| EXERCISE TASK |
Can you transcribe the data exactly? Leave the pictures out.

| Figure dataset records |
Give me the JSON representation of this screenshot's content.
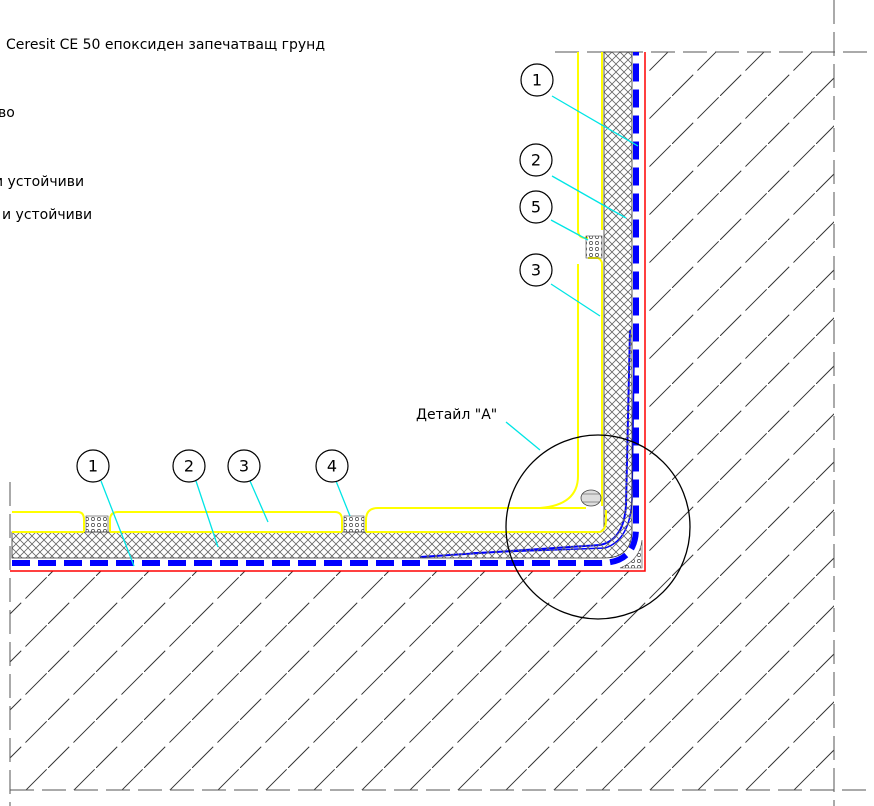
{
  "legend": {
    "line1": "Ceresit CE 50 епоксиден запечатващ грунд",
    "line2": "во",
    "line3": "и устойчиви",
    "line4": "и устойчиви"
  },
  "detail_label": "Детайл \"А\"",
  "callouts": {
    "vertical": [
      "1",
      "2",
      "5",
      "3"
    ],
    "horizontal": [
      "1",
      "2",
      "3",
      "4"
    ]
  },
  "colors": {
    "yellow": "#ffff00",
    "blue": "#0000ff",
    "red": "#ff0000",
    "cyan": "#00e5e5",
    "hatch": "#000000"
  }
}
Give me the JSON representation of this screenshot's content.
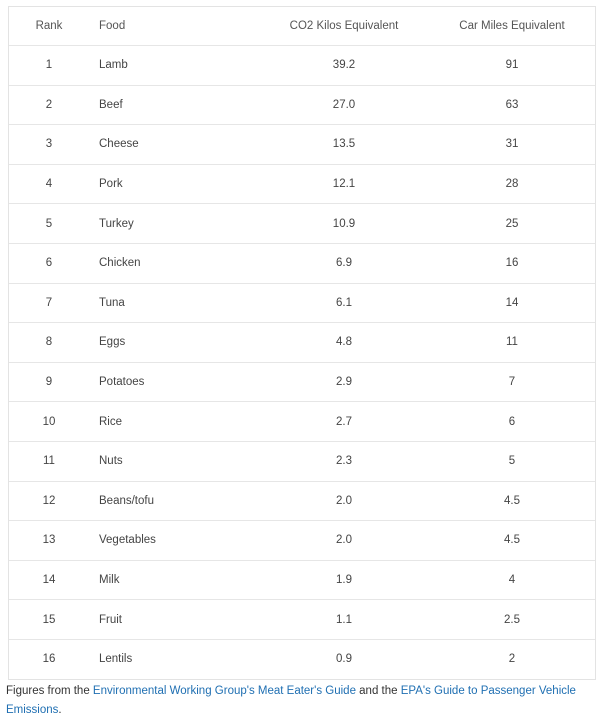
{
  "table": {
    "headers": {
      "rank": "Rank",
      "food": "Food",
      "co2": "CO2 Kilos Equivalent",
      "car": "Car Miles Equivalent"
    },
    "rows": [
      {
        "rank": "1",
        "food": "Lamb",
        "co2": "39.2",
        "car": "91"
      },
      {
        "rank": "2",
        "food": "Beef",
        "co2": "27.0",
        "car": "63"
      },
      {
        "rank": "3",
        "food": "Cheese",
        "co2": "13.5",
        "car": "31"
      },
      {
        "rank": "4",
        "food": "Pork",
        "co2": "12.1",
        "car": "28"
      },
      {
        "rank": "5",
        "food": "Turkey",
        "co2": "10.9",
        "car": "25"
      },
      {
        "rank": "6",
        "food": "Chicken",
        "co2": "6.9",
        "car": "16"
      },
      {
        "rank": "7",
        "food": "Tuna",
        "co2": "6.1",
        "car": "14"
      },
      {
        "rank": "8",
        "food": "Eggs",
        "co2": "4.8",
        "car": "11"
      },
      {
        "rank": "9",
        "food": "Potatoes",
        "co2": "2.9",
        "car": "7"
      },
      {
        "rank": "10",
        "food": "Rice",
        "co2": "2.7",
        "car": "6"
      },
      {
        "rank": "11",
        "food": "Nuts",
        "co2": "2.3",
        "car": "5"
      },
      {
        "rank": "12",
        "food": "Beans/tofu",
        "co2": "2.0",
        "car": "4.5"
      },
      {
        "rank": "13",
        "food": "Vegetables",
        "co2": "2.0",
        "car": "4.5"
      },
      {
        "rank": "14",
        "food": "Milk",
        "co2": "1.9",
        "car": "4"
      },
      {
        "rank": "15",
        "food": "Fruit",
        "co2": "1.1",
        "car": "2.5"
      },
      {
        "rank": "16",
        "food": "Lentils",
        "co2": "0.9",
        "car": "2"
      }
    ]
  },
  "footnote": {
    "prefix": "Figures from the ",
    "link1": "Environmental Working Group's Meat Eater's Guide",
    "middle": " and the ",
    "link2": "EPA's Guide to Passenger Vehicle Emissions",
    "suffix": ".",
    "link_color": "#1f6fb2"
  }
}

| ANSWER TO THE EXERCISE |
Give me the JSON representation of this screenshot's content.
{
  "legend": {
    "line1": "Ceresit CE 50 епоксиден запечатващ грунд",
    "line2": "во",
    "line3": "и устойчиви",
    "line4": "и устойчиви"
  },
  "detail_label": "Детайл \"А\"",
  "callouts": {
    "vertical": [
      "1",
      "2",
      "5",
      "3"
    ],
    "horizontal": [
      "1",
      "2",
      "3",
      "4"
    ]
  },
  "colors": {
    "yellow": "#ffff00",
    "blue": "#0000ff",
    "red": "#ff0000",
    "cyan": "#00e5e5",
    "hatch": "#000000"
  }
}
Give me the JSON representation of this screenshot's content.
{
  "table": {
    "headers": {
      "rank": "Rank",
      "food": "Food",
      "co2": "CO2 Kilos Equivalent",
      "car": "Car Miles Equivalent"
    },
    "rows": [
      {
        "rank": "1",
        "food": "Lamb",
        "co2": "39.2",
        "car": "91"
      },
      {
        "rank": "2",
        "food": "Beef",
        "co2": "27.0",
        "car": "63"
      },
      {
        "rank": "3",
        "food": "Cheese",
        "co2": "13.5",
        "car": "31"
      },
      {
        "rank": "4",
        "food": "Pork",
        "co2": "12.1",
        "car": "28"
      },
      {
        "rank": "5",
        "food": "Turkey",
        "co2": "10.9",
        "car": "25"
      },
      {
        "rank": "6",
        "food": "Chicken",
        "co2": "6.9",
        "car": "16"
      },
      {
        "rank": "7",
        "food": "Tuna",
        "co2": "6.1",
        "car": "14"
      },
      {
        "rank": "8",
        "food": "Eggs",
        "co2": "4.8",
        "car": "11"
      },
      {
        "rank": "9",
        "food": "Potatoes",
        "co2": "2.9",
        "car": "7"
      },
      {
        "rank": "10",
        "food": "Rice",
        "co2": "2.7",
        "car": "6"
      },
      {
        "rank": "11",
        "food": "Nuts",
        "co2": "2.3",
        "car": "5"
      },
      {
        "rank": "12",
        "food": "Beans/tofu",
        "co2": "2.0",
        "car": "4.5"
      },
      {
        "rank": "13",
        "food": "Vegetables",
        "co2": "2.0",
        "car": "4.5"
      },
      {
        "rank": "14",
        "food": "Milk",
        "co2": "1.9",
        "car": "4"
      },
      {
        "rank": "15",
        "food": "Fruit",
        "co2": "1.1",
        "car": "2.5"
      },
      {
        "rank": "16",
        "food": "Lentils",
        "co2": "0.9",
        "car": "2"
      }
    ]
  },
  "footnote": {
    "prefix": "Figures from the ",
    "link1": "Environmental Working Group's Meat Eater's Guide",
    "middle": " and the ",
    "link2": "EPA's Guide to Passenger Vehicle Emissions",
    "suffix": ".",
    "link_color": "#1f6fb2"
  }
}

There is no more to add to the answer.